Dataset excerpts —
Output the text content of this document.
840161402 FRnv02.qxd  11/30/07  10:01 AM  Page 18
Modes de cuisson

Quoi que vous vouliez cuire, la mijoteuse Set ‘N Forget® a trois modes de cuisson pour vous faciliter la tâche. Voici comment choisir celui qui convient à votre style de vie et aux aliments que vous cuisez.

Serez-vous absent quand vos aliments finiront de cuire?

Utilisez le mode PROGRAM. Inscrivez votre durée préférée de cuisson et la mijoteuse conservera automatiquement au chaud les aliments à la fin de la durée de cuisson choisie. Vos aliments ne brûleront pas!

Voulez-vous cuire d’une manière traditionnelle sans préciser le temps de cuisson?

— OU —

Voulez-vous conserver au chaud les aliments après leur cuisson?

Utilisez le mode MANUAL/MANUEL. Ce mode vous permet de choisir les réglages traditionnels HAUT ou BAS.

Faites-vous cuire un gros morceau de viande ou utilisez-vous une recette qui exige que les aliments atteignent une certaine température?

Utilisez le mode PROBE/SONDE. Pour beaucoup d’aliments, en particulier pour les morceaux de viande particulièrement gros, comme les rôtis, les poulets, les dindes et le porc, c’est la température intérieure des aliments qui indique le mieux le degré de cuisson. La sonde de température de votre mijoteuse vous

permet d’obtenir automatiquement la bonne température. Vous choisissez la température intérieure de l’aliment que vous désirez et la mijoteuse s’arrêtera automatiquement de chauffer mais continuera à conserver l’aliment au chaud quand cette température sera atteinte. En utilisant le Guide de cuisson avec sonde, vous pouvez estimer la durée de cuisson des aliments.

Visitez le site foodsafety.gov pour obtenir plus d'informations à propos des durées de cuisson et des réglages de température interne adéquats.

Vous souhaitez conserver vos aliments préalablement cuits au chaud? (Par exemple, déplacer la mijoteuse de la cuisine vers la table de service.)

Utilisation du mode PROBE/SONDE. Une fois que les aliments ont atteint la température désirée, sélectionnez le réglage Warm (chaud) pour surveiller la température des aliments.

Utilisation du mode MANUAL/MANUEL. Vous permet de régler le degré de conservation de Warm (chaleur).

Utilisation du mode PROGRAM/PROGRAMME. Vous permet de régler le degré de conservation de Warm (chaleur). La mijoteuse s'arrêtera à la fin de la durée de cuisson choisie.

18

Task to complete —
Find the lines containing "réglages" and list every one of them.

Correct result —
Utilisez le mode MANUAL/MANUEL. Ce mode vous permet de choisir les réglages traditionnels HAUT ou BAS.
Visitez le site foodsafety.gov pour obtenir plus d'informations à propos des durées de cuisson et des réglages de température interne adéquats.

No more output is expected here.